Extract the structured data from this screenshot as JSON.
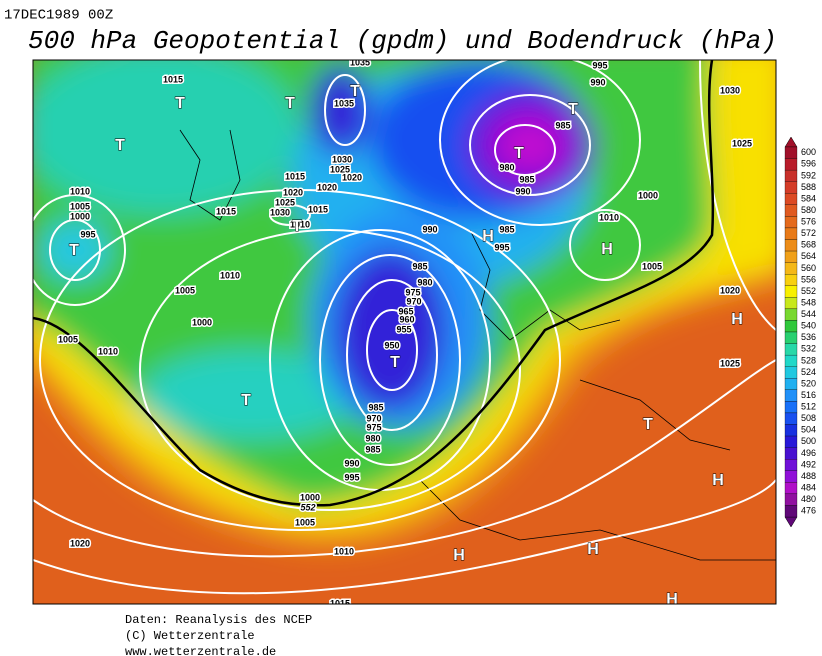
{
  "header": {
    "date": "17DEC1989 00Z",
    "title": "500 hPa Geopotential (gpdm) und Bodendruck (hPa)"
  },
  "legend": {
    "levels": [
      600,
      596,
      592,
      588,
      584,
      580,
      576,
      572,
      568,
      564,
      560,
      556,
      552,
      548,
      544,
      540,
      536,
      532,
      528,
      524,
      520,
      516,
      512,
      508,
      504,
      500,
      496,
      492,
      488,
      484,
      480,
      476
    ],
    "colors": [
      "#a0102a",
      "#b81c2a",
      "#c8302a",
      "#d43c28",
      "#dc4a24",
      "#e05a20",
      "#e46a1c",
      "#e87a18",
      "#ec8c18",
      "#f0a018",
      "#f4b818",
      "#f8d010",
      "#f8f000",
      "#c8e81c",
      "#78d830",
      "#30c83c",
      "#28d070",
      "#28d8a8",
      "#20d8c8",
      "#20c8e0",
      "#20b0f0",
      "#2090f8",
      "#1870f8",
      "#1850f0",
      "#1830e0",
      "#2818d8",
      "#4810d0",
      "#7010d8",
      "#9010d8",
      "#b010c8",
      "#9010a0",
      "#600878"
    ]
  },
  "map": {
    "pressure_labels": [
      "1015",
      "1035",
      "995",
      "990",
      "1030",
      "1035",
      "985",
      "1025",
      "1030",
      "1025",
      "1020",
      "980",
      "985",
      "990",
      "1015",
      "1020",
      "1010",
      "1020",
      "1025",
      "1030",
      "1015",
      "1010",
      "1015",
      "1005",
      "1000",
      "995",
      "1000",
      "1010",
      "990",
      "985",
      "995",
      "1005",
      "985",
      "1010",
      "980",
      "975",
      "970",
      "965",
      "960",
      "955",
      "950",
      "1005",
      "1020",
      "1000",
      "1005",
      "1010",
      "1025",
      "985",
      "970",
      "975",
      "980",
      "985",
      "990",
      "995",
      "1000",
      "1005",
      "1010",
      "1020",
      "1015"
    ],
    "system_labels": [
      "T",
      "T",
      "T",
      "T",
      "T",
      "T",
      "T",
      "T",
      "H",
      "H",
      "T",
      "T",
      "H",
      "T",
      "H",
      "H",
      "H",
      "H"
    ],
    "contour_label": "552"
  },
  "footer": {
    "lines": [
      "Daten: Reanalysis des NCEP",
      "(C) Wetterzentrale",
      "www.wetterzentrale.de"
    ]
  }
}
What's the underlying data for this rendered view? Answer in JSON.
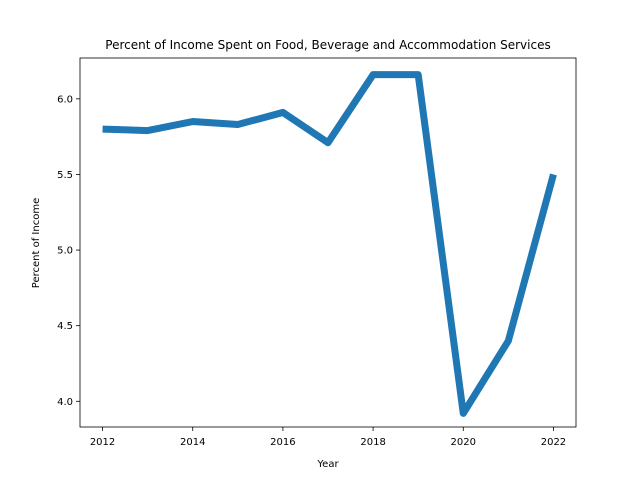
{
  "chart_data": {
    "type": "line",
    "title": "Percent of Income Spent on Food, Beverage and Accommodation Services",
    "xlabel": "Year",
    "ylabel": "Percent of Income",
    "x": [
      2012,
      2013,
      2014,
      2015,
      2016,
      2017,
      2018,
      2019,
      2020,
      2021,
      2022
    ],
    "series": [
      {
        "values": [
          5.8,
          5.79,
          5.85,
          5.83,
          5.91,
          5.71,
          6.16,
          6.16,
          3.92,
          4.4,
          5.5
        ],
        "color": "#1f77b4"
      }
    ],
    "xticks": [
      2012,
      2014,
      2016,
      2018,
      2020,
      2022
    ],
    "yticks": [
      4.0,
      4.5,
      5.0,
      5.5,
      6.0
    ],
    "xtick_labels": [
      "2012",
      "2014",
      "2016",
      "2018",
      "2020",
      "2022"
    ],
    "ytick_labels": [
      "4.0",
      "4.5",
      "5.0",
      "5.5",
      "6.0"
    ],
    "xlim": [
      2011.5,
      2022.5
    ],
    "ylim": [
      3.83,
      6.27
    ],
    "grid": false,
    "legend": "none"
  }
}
+-------+
_INSTRUCTION_.
Check each line of the entries above for the word "JSON". List the ones that have it.

_SOLVED PROBLEM_.
Extract the structured data from this screenshot as JSON.
What's the underlying data for this rendered view? Answer in JSON.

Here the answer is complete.